+++ Records +++

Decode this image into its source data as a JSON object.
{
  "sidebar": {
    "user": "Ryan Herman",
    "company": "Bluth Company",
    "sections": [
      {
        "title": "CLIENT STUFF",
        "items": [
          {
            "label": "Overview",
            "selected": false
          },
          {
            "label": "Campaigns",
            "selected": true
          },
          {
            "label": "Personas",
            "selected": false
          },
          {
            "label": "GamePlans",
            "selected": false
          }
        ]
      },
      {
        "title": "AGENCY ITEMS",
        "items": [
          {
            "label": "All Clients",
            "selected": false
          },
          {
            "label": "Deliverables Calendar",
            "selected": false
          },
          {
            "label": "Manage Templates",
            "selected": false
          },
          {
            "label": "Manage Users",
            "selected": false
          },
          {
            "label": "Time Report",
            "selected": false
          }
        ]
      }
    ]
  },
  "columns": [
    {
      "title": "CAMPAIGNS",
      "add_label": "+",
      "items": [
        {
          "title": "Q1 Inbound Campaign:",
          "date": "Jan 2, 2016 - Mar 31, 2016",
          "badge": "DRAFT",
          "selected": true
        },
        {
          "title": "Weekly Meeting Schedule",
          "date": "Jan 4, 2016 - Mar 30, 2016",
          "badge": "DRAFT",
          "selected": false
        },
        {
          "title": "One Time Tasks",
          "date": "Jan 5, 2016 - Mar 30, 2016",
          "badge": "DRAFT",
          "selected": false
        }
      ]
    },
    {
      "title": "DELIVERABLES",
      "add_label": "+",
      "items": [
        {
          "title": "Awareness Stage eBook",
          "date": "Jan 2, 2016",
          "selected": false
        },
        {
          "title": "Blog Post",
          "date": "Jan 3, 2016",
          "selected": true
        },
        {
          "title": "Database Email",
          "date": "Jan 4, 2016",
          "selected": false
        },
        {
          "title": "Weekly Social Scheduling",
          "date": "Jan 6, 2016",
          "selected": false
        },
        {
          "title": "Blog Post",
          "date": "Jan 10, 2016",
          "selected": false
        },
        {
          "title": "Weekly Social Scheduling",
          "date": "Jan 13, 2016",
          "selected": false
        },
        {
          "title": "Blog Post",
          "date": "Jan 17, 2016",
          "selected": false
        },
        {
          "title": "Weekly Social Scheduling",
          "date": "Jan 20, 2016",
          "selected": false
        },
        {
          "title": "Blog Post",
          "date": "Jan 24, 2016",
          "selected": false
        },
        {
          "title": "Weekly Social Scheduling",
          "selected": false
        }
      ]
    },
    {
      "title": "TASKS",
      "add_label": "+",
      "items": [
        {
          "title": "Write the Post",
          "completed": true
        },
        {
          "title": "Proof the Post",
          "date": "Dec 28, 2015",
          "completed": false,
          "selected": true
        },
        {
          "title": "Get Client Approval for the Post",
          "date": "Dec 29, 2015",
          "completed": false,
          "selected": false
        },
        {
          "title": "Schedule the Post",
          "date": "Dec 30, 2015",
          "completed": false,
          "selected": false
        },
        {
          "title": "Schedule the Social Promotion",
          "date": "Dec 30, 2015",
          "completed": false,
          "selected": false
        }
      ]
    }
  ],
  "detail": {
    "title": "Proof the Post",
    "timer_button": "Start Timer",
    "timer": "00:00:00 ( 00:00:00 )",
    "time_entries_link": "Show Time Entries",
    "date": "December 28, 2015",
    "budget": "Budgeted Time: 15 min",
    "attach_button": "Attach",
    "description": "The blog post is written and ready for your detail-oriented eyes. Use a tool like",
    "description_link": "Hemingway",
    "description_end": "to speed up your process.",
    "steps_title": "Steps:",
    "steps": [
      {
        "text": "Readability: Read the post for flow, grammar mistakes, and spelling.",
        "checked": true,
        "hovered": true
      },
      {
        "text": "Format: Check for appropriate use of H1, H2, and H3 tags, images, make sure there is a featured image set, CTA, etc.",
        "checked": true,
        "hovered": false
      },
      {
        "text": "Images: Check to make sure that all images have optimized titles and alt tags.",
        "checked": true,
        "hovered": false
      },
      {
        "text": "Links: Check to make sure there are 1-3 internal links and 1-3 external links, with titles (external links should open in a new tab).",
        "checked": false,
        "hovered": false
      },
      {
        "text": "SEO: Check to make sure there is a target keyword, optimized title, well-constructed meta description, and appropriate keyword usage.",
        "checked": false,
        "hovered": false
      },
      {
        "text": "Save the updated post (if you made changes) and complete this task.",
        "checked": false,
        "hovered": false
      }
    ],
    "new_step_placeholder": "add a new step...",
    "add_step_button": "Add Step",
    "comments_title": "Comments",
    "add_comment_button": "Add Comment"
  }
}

+++

• Written request:
Each line above is to be repeated exactly.

• Answer to this task:
Decode this image into its source data as a JSON object.
{
  "sidebar": {
    "user": "Ryan Herman",
    "company": "Bluth Company",
    "sections": [
      {
        "title": "CLIENT STUFF",
        "items": [
          {
            "label": "Overview",
            "selected": false
          },
          {
            "label": "Campaigns",
            "selected": true
          },
          {
            "label": "Personas",
            "selected": false
          },
          {
            "label": "GamePlans",
            "selected": false
          }
        ]
      },
      {
        "title": "AGENCY ITEMS",
        "items": [
          {
            "label": "All Clients",
            "selected": false
          },
          {
            "label": "Deliverables Calendar",
            "selected": false
          },
          {
            "label": "Manage Templates",
            "selected": false
          },
          {
            "label": "Manage Users",
            "selected": false
          },
          {
            "label": "Time Report",
            "selected": false
          }
        ]
      }
    ]
  },
  "columns": [
    {
      "title": "CAMPAIGNS",
      "add_label": "+",
      "items": [
        {
          "title": "Q1 Inbound Campaign:",
          "date": "Jan 2, 2016 - Mar 31, 2016",
          "badge": "DRAFT",
          "selected": true
        },
        {
          "title": "Weekly Meeting Schedule",
          "date": "Jan 4, 2016 - Mar 30, 2016",
          "badge": "DRAFT",
          "selected": false
        },
        {
          "title": "One Time Tasks",
          "date": "Jan 5, 2016 - Mar 30, 2016",
          "badge": "DRAFT",
          "selected": false
        }
      ]
    },
    {
      "title": "DELIVERABLES",
      "add_label": "+",
      "items": [
        {
          "title": "Awareness Stage eBook",
          "date": "Jan 2, 2016",
          "selected": false
        },
        {
          "title": "Blog Post",
          "date": "Jan 3, 2016",
          "selected": true
        },
        {
          "title": "Database Email",
          "date": "Jan 4, 2016",
          "selected": false
        },
        {
          "title": "Weekly Social Scheduling",
          "date": "Jan 6, 2016",
          "selected": false
        },
        {
          "title": "Blog Post",
          "date": "Jan 10, 2016",
          "selected": false
        },
        {
          "title": "Weekly Social Scheduling",
          "date": "Jan 13, 2016",
          "selected": false
        },
        {
          "title": "Blog Post",
          "date": "Jan 17, 2016",
          "selected": false
        },
        {
          "title": "Weekly Social Scheduling",
          "date": "Jan 20, 2016",
          "selected": false
        },
        {
          "title": "Blog Post",
          "date": "Jan 24, 2016",
          "selected": false
        },
        {
          "title": "Weekly Social Scheduling",
          "selected": false
        }
      ]
    },
    {
      "title": "TASKS",
      "add_label": "+",
      "items": [
        {
          "title": "Write the Post",
          "completed": true
        },
        {
          "title": "Proof the Post",
          "date": "Dec 28, 2015",
          "completed": false,
          "selected": true
        },
        {
          "title": "Get Client Approval for the Post",
          "date": "Dec 29, 2015",
          "completed": false,
          "selected": false
        },
        {
          "title": "Schedule the Post",
          "date": "Dec 30, 2015",
          "completed": false,
          "selected": false
        },
        {
          "title": "Schedule the Social Promotion",
          "date": "Dec 30, 2015",
          "completed": false,
          "selected": false
        }
      ]
    }
  ],
  "detail": {
    "title": "Proof the Post",
    "timer_button": "Start Timer",
    "timer": "00:00:00 ( 00:00:00 )",
    "time_entries_link": "Show Time Entries",
    "date": "December 28, 2015",
    "budget": "Budgeted Time: 15 min",
    "attach_button": "Attach",
    "description": "The blog post is written and ready for your detail-oriented eyes. Use a tool like",
    "description_link": "Hemingway",
    "description_end": "to speed up your process.",
    "steps_title": "Steps:",
    "steps": [
      {
        "text": "Readability: Read the post for flow, grammar mistakes, and spelling.",
        "checked": true,
        "hovered": true
      },
      {
        "text": "Format: Check for appropriate use of H1, H2, and H3 tags, images, make sure there is a featured image set, CTA, etc.",
        "checked": true,
        "hovered": false
      },
      {
        "text": "Images: Check to make sure that all images have optimized titles and alt tags.",
        "checked": true,
        "hovered": false
      },
      {
        "text": "Links: Check to make sure there are 1-3 internal links and 1-3 external links, with titles (external links should open in a new tab).",
        "checked": false,
        "hovered": false
      },
      {
        "text": "SEO: Check to make sure there is a target keyword, optimized title, well-constructed meta description, and appropriate keyword usage.",
        "checked": false,
        "hovered": false
      },
      {
        "text": "Save the updated post (if you made changes) and complete this task.",
        "checked": false,
        "hovered": false
      }
    ],
    "new_step_placeholder": "add a new step...",
    "add_step_button": "Add Step",
    "comments_title": "Comments",
    "add_comment_button": "Add Comment"
  }
}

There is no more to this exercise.